Exercise directions —
Return every entry exactly as written.

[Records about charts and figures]

□ □ □ □ □ □ □

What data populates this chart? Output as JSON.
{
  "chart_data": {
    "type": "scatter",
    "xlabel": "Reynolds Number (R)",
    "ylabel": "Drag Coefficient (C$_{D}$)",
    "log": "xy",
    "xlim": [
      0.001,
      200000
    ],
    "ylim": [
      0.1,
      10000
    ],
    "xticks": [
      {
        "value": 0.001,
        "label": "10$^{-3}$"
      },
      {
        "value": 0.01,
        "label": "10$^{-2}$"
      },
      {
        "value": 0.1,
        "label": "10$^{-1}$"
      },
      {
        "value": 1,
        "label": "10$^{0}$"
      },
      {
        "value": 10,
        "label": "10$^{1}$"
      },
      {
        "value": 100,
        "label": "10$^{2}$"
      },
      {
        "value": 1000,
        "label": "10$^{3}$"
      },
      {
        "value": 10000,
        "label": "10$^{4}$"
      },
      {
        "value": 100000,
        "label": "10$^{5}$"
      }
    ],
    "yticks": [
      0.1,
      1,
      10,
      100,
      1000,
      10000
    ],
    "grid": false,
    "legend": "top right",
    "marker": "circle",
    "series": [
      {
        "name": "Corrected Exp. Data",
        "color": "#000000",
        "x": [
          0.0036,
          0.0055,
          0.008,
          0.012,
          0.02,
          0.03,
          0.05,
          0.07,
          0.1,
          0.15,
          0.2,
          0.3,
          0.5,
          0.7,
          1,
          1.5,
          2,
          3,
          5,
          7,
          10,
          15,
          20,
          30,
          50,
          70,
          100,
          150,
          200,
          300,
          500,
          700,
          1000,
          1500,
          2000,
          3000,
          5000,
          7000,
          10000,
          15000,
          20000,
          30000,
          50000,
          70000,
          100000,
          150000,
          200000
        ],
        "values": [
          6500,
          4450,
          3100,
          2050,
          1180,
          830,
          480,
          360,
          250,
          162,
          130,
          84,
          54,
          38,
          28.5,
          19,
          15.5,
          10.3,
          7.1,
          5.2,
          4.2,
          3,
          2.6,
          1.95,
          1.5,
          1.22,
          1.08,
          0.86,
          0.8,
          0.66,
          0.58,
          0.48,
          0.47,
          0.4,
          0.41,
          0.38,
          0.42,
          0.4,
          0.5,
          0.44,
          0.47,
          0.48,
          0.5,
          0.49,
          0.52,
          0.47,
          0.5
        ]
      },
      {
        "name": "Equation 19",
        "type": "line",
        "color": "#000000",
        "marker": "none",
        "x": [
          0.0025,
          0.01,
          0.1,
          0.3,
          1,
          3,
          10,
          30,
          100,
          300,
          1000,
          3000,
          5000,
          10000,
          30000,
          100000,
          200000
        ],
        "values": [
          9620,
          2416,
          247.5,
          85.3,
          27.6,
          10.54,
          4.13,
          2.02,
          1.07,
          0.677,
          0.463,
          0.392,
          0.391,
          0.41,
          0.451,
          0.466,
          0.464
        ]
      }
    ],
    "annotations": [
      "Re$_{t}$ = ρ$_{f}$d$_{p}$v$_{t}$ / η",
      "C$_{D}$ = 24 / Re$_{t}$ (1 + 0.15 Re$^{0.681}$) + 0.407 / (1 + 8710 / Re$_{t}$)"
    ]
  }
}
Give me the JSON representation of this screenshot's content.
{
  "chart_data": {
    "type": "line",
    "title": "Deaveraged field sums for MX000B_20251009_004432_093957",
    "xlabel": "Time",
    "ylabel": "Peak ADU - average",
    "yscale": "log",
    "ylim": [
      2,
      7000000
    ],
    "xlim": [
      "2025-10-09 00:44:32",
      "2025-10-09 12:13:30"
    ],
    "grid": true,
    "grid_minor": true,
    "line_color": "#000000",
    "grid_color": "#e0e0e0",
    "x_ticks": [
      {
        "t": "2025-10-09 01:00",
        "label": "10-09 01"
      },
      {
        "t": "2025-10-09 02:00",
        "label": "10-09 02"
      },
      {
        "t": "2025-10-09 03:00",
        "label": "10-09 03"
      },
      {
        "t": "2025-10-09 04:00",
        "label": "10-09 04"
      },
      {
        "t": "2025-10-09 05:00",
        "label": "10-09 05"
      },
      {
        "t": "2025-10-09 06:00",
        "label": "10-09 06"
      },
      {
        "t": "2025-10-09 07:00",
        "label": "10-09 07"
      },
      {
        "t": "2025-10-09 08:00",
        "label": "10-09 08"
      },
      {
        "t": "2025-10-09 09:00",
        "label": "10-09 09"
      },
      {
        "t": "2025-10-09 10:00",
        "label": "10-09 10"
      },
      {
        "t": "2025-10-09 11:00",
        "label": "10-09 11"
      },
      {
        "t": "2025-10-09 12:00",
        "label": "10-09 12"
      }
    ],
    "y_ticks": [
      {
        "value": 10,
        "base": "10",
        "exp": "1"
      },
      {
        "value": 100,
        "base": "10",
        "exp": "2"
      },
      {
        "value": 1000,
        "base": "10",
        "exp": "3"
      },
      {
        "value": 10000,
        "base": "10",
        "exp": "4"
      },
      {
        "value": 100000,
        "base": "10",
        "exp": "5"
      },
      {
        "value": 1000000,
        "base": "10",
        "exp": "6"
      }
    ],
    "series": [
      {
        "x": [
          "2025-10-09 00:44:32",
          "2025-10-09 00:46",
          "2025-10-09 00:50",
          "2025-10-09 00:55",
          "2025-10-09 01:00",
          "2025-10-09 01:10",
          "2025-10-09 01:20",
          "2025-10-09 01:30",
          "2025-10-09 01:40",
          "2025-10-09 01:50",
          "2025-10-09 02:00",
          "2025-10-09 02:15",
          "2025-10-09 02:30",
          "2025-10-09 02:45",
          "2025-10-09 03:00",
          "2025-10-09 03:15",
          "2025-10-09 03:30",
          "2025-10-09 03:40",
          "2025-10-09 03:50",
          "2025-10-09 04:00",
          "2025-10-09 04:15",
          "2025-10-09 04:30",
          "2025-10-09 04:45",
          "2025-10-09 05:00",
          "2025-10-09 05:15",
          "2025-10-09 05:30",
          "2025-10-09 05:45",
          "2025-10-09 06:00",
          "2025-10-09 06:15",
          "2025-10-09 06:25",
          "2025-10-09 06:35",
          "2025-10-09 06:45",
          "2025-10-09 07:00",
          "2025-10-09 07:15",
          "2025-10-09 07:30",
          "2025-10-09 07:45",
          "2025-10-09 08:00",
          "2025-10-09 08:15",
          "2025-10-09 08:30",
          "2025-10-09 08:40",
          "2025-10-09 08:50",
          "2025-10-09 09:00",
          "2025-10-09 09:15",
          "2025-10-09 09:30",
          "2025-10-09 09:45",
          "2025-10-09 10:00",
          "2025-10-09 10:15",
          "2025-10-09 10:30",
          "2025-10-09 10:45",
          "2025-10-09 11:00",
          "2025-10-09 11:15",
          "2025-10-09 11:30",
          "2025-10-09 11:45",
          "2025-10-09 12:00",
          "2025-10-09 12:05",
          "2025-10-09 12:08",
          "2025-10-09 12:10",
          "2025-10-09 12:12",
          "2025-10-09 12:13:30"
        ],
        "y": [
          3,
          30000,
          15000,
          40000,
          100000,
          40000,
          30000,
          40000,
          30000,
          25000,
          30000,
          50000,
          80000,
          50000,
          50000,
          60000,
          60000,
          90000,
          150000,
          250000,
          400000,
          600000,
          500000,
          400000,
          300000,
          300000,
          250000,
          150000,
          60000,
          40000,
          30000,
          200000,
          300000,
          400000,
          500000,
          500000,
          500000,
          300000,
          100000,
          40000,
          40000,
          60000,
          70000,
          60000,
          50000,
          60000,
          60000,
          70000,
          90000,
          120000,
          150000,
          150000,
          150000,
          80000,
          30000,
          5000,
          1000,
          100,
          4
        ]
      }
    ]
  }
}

□ □ □ □ □ □ □

The reply —
What data populates this chart? Output as JSON.
{
  "chart_data": {
    "type": "scatter",
    "xlabel": "Reynolds Number (R)",
    "ylabel": "Drag Coefficient (C$_{D}$)",
    "log": "xy",
    "xlim": [
      0.001,
      200000
    ],
    "ylim": [
      0.1,
      10000
    ],
    "xticks": [
      {
        "value": 0.001,
        "label": "10$^{-3}$"
      },
      {
        "value": 0.01,
        "label": "10$^{-2}$"
      },
      {
        "value": 0.1,
        "label": "10$^{-1}$"
      },
      {
        "value": 1,
        "label": "10$^{0}$"
      },
      {
        "value": 10,
        "label": "10$^{1}$"
      },
      {
        "value": 100,
        "label": "10$^{2}$"
      },
      {
        "value": 1000,
        "label": "10$^{3}$"
      },
      {
        "value": 10000,
        "label": "10$^{4}$"
      },
      {
        "value": 100000,
        "label": "10$^{5}$"
      }
    ],
    "yticks": [
      0.1,
      1,
      10,
      100,
      1000,
      10000
    ],
    "grid": false,
    "legend": "top right",
    "marker": "circle",
    "series": [
      {
        "name": "Corrected Exp. Data",
        "color": "#000000",
        "x": [
          0.0036,
          0.0055,
          0.008,
          0.012,
          0.02,
          0.03,
          0.05,
          0.07,
          0.1,
          0.15,
          0.2,
          0.3,
          0.5,
          0.7,
          1,
          1.5,
          2,
          3,
          5,
          7,
          10,
          15,
          20,
          30,
          50,
          70,
          100,
          150,
          200,
          300,
          500,
          700,
          1000,
          1500,
          2000,
          3000,
          5000,
          7000,
          10000,
          15000,
          20000,
          30000,
          50000,
          70000,
          100000,
          150000,
          200000
        ],
        "values": [
          6500,
          4450,
          3100,
          2050,
          1180,
          830,
          480,
          360,
          250,
          162,
          130,
          84,
          54,
          38,
          28.5,
          19,
          15.5,
          10.3,
          7.1,
          5.2,
          4.2,
          3,
          2.6,
          1.95,
          1.5,
          1.22,
          1.08,
          0.86,
          0.8,
          0.66,
          0.58,
          0.48,
          0.47,
          0.4,
          0.41,
          0.38,
          0.42,
          0.4,
          0.5,
          0.44,
          0.47,
          0.48,
          0.5,
          0.49,
          0.52,
          0.47,
          0.5
        ]
      },
      {
        "name": "Equation 19",
        "type": "line",
        "color": "#000000",
        "marker": "none",
        "x": [
          0.0025,
          0.01,
          0.1,
          0.3,
          1,
          3,
          10,
          30,
          100,
          300,
          1000,
          3000,
          5000,
          10000,
          30000,
          100000,
          200000
        ],
        "values": [
          9620,
          2416,
          247.5,
          85.3,
          27.6,
          10.54,
          4.13,
          2.02,
          1.07,
          0.677,
          0.463,
          0.392,
          0.391,
          0.41,
          0.451,
          0.466,
          0.464
        ]
      }
    ],
    "annotations": [
      "Re$_{t}$ = ρ$_{f}$d$_{p}$v$_{t}$ / η",
      "C$_{D}$ = 24 / Re$_{t}$ (1 + 0.15 Re$^{0.681}$) + 0.407 / (1 + 8710 / Re$_{t}$)"
    ]
  }
}
Give me the JSON representation of this screenshot's content.
{
  "chart_data": {
    "type": "line",
    "title": "Deaveraged field sums for MX000B_20251009_004432_093957",
    "xlabel": "Time",
    "ylabel": "Peak ADU - average",
    "yscale": "log",
    "ylim": [
      2,
      7000000
    ],
    "xlim": [
      "2025-10-09 00:44:32",
      "2025-10-09 12:13:30"
    ],
    "grid": true,
    "grid_minor": true,
    "line_color": "#000000",
    "grid_color": "#e0e0e0",
    "x_ticks": [
      {
        "t": "2025-10-09 01:00",
        "label": "10-09 01"
      },
      {
        "t": "2025-10-09 02:00",
        "label": "10-09 02"
      },
      {
        "t": "2025-10-09 03:00",
        "label": "10-09 03"
      },
      {
        "t": "2025-10-09 04:00",
        "label": "10-09 04"
      },
      {
        "t": "2025-10-09 05:00",
        "label": "10-09 05"
      },
      {
        "t": "2025-10-09 06:00",
        "label": "10-09 06"
      },
      {
        "t": "2025-10-09 07:00",
        "label": "10-09 07"
      },
      {
        "t": "2025-10-09 08:00",
        "label": "10-09 08"
      },
      {
        "t": "2025-10-09 09:00",
        "label": "10-09 09"
      },
      {
        "t": "2025-10-09 10:00",
        "label": "10-09 10"
      },
      {
        "t": "2025-10-09 11:00",
        "label": "10-09 11"
      },
      {
        "t": "2025-10-09 12:00",
        "label": "10-09 12"
      }
    ],
    "y_ticks": [
      {
        "value": 10,
        "base": "10",
        "exp": "1"
      },
      {
        "value": 100,
        "base": "10",
        "exp": "2"
      },
      {
        "value": 1000,
        "base": "10",
        "exp": "3"
      },
      {
        "value": 10000,
        "base": "10",
        "exp": "4"
      },
      {
        "value": 100000,
        "base": "10",
        "exp": "5"
      },
      {
        "value": 1000000,
        "base": "10",
        "exp": "6"
      }
    ],
    "series": [
      {
        "x": [
          "2025-10-09 00:44:32",
          "2025-10-09 00:46",
          "2025-10-09 00:50",
          "2025-10-09 00:55",
          "2025-10-09 01:00",
          "2025-10-09 01:10",
          "2025-10-09 01:20",
          "2025-10-09 01:30",
          "2025-10-09 01:40",
          "2025-10-09 01:50",
          "2025-10-09 02:00",
          "2025-10-09 02:15",
          "2025-10-09 02:30",
          "2025-10-09 02:45",
          "2025-10-09 03:00",
          "2025-10-09 03:15",
          "2025-10-09 03:30",
          "2025-10-09 03:40",
          "2025-10-09 03:50",
          "2025-10-09 04:00",
          "2025-10-09 04:15",
          "2025-10-09 04:30",
          "2025-10-09 04:45",
          "2025-10-09 05:00",
          "2025-10-09 05:15",
          "2025-10-09 05:30",
          "2025-10-09 05:45",
          "2025-10-09 06:00",
          "2025-10-09 06:15",
          "2025-10-09 06:25",
          "2025-10-09 06:35",
          "2025-10-09 06:45",
          "2025-10-09 07:00",
          "2025-10-09 07:15",
          "2025-10-09 07:30",
          "2025-10-09 07:45",
          "2025-10-09 08:00",
          "2025-10-09 08:15",
          "2025-10-09 08:30",
          "2025-10-09 08:40",
          "2025-10-09 08:50",
          "2025-10-09 09:00",
          "2025-10-09 09:15",
          "2025-10-09 09:30",
          "2025-10-09 09:45",
          "2025-10-09 10:00",
          "2025-10-09 10:15",
          "2025-10-09 10:30",
          "2025-10-09 10:45",
          "2025-10-09 11:00",
          "2025-10-09 11:15",
          "2025-10-09 11:30",
          "2025-10-09 11:45",
          "2025-10-09 12:00",
          "2025-10-09 12:05",
          "2025-10-09 12:08",
          "2025-10-09 12:10",
          "2025-10-09 12:12",
          "2025-10-09 12:13:30"
        ],
        "y": [
          3,
          30000,
          15000,
          40000,
          100000,
          40000,
          30000,
          40000,
          30000,
          25000,
          30000,
          50000,
          80000,
          50000,
          50000,
          60000,
          60000,
          90000,
          150000,
          250000,
          400000,
          600000,
          500000,
          400000,
          300000,
          300000,
          250000,
          150000,
          60000,
          40000,
          30000,
          200000,
          300000,
          400000,
          500000,
          500000,
          500000,
          300000,
          100000,
          40000,
          40000,
          60000,
          70000,
          60000,
          50000,
          60000,
          60000,
          70000,
          90000,
          120000,
          150000,
          150000,
          150000,
          80000,
          30000,
          5000,
          1000,
          100,
          4
        ]
      }
    ]
  }
}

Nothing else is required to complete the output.